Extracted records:

= = = =

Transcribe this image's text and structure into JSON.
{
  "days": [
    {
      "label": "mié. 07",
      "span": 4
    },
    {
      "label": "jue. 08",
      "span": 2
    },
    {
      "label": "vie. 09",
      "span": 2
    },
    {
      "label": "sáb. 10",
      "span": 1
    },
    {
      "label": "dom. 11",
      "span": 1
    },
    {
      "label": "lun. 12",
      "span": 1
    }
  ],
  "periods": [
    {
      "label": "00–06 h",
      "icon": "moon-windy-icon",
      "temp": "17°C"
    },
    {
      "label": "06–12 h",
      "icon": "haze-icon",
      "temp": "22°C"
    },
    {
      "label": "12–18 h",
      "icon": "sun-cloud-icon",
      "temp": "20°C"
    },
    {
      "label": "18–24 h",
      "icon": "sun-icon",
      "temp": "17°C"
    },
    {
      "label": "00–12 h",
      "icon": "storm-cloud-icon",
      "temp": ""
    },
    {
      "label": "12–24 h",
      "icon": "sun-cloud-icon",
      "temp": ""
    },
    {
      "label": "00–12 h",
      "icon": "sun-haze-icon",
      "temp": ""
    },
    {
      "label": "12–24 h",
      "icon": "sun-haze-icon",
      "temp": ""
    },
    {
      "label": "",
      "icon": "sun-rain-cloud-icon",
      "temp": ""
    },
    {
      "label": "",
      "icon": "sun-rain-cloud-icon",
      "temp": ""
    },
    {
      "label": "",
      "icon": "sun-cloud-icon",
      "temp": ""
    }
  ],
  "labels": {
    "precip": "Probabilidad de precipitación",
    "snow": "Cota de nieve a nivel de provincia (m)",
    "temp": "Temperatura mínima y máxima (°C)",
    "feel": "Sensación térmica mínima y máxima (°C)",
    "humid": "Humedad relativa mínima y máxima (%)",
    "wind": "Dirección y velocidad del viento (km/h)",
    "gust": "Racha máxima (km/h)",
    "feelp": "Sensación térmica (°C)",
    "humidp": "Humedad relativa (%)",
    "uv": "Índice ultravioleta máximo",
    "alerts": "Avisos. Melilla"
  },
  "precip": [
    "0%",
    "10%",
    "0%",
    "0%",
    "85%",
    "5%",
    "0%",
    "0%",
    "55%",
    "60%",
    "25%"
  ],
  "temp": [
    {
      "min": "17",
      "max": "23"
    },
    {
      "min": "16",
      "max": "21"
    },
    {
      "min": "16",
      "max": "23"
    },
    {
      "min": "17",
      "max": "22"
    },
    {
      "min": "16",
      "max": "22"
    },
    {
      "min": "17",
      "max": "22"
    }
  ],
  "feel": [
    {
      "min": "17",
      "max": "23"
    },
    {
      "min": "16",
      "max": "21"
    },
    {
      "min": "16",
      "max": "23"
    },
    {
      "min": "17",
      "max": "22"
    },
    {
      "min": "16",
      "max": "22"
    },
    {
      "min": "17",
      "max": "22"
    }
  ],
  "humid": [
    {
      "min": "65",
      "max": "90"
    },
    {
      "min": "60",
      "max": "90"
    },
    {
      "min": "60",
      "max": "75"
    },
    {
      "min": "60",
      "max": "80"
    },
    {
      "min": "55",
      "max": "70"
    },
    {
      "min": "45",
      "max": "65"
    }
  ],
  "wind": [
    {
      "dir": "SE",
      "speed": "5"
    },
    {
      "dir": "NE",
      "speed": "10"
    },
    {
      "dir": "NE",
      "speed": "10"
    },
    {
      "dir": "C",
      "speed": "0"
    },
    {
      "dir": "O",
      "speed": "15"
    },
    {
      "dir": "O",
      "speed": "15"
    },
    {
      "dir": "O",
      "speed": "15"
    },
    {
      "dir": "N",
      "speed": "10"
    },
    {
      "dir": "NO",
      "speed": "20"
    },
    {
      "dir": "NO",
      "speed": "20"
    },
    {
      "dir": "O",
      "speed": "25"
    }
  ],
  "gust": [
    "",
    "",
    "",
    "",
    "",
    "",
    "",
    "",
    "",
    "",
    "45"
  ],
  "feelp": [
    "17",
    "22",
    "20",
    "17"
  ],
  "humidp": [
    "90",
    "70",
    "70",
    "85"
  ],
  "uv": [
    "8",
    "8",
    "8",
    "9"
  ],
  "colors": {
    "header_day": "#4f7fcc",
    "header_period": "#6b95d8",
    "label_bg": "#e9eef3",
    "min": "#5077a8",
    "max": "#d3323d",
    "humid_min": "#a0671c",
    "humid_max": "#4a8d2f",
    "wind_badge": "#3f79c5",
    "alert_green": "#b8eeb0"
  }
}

= = = =

Provide an exact reproduction of all the entries shown above.

* Solution to the exercise
Transcribe this image's text and structure into JSON.
{
  "days": [
    {
      "label": "mié. 07",
      "span": 4
    },
    {
      "label": "jue. 08",
      "span": 2
    },
    {
      "label": "vie. 09",
      "span": 2
    },
    {
      "label": "sáb. 10",
      "span": 1
    },
    {
      "label": "dom. 11",
      "span": 1
    },
    {
      "label": "lun. 12",
      "span": 1
    }
  ],
  "periods": [
    {
      "label": "00–06 h",
      "icon": "moon-windy-icon",
      "temp": "17°C"
    },
    {
      "label": "06–12 h",
      "icon": "haze-icon",
      "temp": "22°C"
    },
    {
      "label": "12–18 h",
      "icon": "sun-cloud-icon",
      "temp": "20°C"
    },
    {
      "label": "18–24 h",
      "icon": "sun-icon",
      "temp": "17°C"
    },
    {
      "label": "00–12 h",
      "icon": "storm-cloud-icon",
      "temp": ""
    },
    {
      "label": "12–24 h",
      "icon": "sun-cloud-icon",
      "temp": ""
    },
    {
      "label": "00–12 h",
      "icon": "sun-haze-icon",
      "temp": ""
    },
    {
      "label": "12–24 h",
      "icon": "sun-haze-icon",
      "temp": ""
    },
    {
      "label": "",
      "icon": "sun-rain-cloud-icon",
      "temp": ""
    },
    {
      "label": "",
      "icon": "sun-rain-cloud-icon",
      "temp": ""
    },
    {
      "label": "",
      "icon": "sun-cloud-icon",
      "temp": ""
    }
  ],
  "labels": {
    "precip": "Probabilidad de precipitación",
    "snow": "Cota de nieve a nivel de provincia (m)",
    "temp": "Temperatura mínima y máxima (°C)",
    "feel": "Sensación térmica mínima y máxima (°C)",
    "humid": "Humedad relativa mínima y máxima (%)",
    "wind": "Dirección y velocidad del viento (km/h)",
    "gust": "Racha máxima (km/h)",
    "feelp": "Sensación térmica (°C)",
    "humidp": "Humedad relativa (%)",
    "uv": "Índice ultravioleta máximo",
    "alerts": "Avisos. Melilla"
  },
  "precip": [
    "0%",
    "10%",
    "0%",
    "0%",
    "85%",
    "5%",
    "0%",
    "0%",
    "55%",
    "60%",
    "25%"
  ],
  "temp": [
    {
      "min": "17",
      "max": "23"
    },
    {
      "min": "16",
      "max": "21"
    },
    {
      "min": "16",
      "max": "23"
    },
    {
      "min": "17",
      "max": "22"
    },
    {
      "min": "16",
      "max": "22"
    },
    {
      "min": "17",
      "max": "22"
    }
  ],
  "feel": [
    {
      "min": "17",
      "max": "23"
    },
    {
      "min": "16",
      "max": "21"
    },
    {
      "min": "16",
      "max": "23"
    },
    {
      "min": "17",
      "max": "22"
    },
    {
      "min": "16",
      "max": "22"
    },
    {
      "min": "17",
      "max": "22"
    }
  ],
  "humid": [
    {
      "min": "65",
      "max": "90"
    },
    {
      "min": "60",
      "max": "90"
    },
    {
      "min": "60",
      "max": "75"
    },
    {
      "min": "60",
      "max": "80"
    },
    {
      "min": "55",
      "max": "70"
    },
    {
      "min": "45",
      "max": "65"
    }
  ],
  "wind": [
    {
      "dir": "SE",
      "speed": "5"
    },
    {
      "dir": "NE",
      "speed": "10"
    },
    {
      "dir": "NE",
      "speed": "10"
    },
    {
      "dir": "C",
      "speed": "0"
    },
    {
      "dir": "O",
      "speed": "15"
    },
    {
      "dir": "O",
      "speed": "15"
    },
    {
      "dir": "O",
      "speed": "15"
    },
    {
      "dir": "N",
      "speed": "10"
    },
    {
      "dir": "NO",
      "speed": "20"
    },
    {
      "dir": "NO",
      "speed": "20"
    },
    {
      "dir": "O",
      "speed": "25"
    }
  ],
  "gust": [
    "",
    "",
    "",
    "",
    "",
    "",
    "",
    "",
    "",
    "",
    "45"
  ],
  "feelp": [
    "17",
    "22",
    "20",
    "17"
  ],
  "humidp": [
    "90",
    "70",
    "70",
    "85"
  ],
  "uv": [
    "8",
    "8",
    "8",
    "9"
  ],
  "colors": {
    "header_day": "#4f7fcc",
    "header_period": "#6b95d8",
    "label_bg": "#e9eef3",
    "min": "#5077a8",
    "max": "#d3323d",
    "humid_min": "#a0671c",
    "humid_max": "#4a8d2f",
    "wind_badge": "#3f79c5",
    "alert_green": "#b8eeb0"
  }
}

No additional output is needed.